START Records shown
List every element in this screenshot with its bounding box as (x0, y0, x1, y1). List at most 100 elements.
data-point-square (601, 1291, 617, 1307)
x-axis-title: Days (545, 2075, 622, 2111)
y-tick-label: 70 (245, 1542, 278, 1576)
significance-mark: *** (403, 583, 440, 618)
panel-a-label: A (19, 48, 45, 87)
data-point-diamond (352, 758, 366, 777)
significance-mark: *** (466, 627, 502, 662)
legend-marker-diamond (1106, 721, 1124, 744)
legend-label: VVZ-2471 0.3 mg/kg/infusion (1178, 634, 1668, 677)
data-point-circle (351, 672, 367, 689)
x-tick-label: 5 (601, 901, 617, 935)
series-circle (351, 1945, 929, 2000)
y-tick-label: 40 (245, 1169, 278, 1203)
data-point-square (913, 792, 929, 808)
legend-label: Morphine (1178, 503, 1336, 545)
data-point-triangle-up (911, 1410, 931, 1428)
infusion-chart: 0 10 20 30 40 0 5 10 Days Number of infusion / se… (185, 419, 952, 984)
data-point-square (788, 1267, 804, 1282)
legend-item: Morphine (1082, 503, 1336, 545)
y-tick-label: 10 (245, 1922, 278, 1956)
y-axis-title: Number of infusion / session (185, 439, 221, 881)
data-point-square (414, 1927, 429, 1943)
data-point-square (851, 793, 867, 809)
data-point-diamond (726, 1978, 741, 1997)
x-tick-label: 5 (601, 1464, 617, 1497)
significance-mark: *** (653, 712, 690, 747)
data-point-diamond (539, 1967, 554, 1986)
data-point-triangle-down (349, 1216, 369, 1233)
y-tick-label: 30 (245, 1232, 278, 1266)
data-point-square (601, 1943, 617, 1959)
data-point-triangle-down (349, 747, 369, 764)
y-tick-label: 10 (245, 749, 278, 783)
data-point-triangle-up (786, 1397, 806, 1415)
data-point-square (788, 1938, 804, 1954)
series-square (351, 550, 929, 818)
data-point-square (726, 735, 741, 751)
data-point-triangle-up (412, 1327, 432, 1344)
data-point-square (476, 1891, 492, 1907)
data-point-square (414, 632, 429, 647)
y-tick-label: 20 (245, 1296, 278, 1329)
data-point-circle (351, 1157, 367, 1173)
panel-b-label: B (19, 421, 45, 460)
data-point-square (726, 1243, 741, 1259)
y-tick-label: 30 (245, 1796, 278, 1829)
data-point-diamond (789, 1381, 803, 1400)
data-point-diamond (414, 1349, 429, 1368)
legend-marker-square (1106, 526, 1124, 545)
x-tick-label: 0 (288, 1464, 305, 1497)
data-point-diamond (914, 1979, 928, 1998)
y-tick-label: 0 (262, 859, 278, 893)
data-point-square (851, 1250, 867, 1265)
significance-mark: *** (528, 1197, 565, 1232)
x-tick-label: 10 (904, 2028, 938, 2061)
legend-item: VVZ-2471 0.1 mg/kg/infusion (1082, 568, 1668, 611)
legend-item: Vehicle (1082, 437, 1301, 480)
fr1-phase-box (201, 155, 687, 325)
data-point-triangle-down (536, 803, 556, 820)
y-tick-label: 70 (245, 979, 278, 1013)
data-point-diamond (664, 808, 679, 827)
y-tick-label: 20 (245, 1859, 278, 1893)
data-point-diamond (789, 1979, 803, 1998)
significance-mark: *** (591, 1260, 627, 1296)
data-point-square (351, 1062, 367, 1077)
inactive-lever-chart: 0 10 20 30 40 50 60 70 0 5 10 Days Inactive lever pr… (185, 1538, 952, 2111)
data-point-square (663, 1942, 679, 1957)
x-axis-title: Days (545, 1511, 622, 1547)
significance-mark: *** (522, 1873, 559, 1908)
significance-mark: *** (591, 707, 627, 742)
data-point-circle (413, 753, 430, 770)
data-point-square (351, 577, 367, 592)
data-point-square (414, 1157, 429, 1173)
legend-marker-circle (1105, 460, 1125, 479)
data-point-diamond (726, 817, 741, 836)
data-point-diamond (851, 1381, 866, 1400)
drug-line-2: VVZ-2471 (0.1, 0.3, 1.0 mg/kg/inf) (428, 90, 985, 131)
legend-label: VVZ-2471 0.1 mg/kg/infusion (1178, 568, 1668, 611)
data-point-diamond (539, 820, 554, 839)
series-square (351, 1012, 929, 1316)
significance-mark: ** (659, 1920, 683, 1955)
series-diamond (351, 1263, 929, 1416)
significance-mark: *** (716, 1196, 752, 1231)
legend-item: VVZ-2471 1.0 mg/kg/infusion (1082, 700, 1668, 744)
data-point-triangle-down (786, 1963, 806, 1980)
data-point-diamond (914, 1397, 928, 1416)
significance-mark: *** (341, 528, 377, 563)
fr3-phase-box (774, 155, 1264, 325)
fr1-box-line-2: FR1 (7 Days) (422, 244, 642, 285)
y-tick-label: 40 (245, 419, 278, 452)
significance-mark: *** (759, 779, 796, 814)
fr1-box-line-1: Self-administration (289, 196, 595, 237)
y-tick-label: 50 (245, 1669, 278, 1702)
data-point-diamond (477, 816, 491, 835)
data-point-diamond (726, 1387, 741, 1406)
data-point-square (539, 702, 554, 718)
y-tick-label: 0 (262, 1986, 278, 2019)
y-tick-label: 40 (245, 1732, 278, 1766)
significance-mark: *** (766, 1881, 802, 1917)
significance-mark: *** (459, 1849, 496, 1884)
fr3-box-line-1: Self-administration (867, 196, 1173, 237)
END Records shown
■ Work to be completed ■
Locate every line of the records that contains the string "marker" and copy each such line in full.

■ Exercise output ■
legend-marker-diamond (1106, 721, 1124, 744)
legend-marker-square (1106, 526, 1124, 545)
legend-marker-circle (1105, 460, 1125, 479)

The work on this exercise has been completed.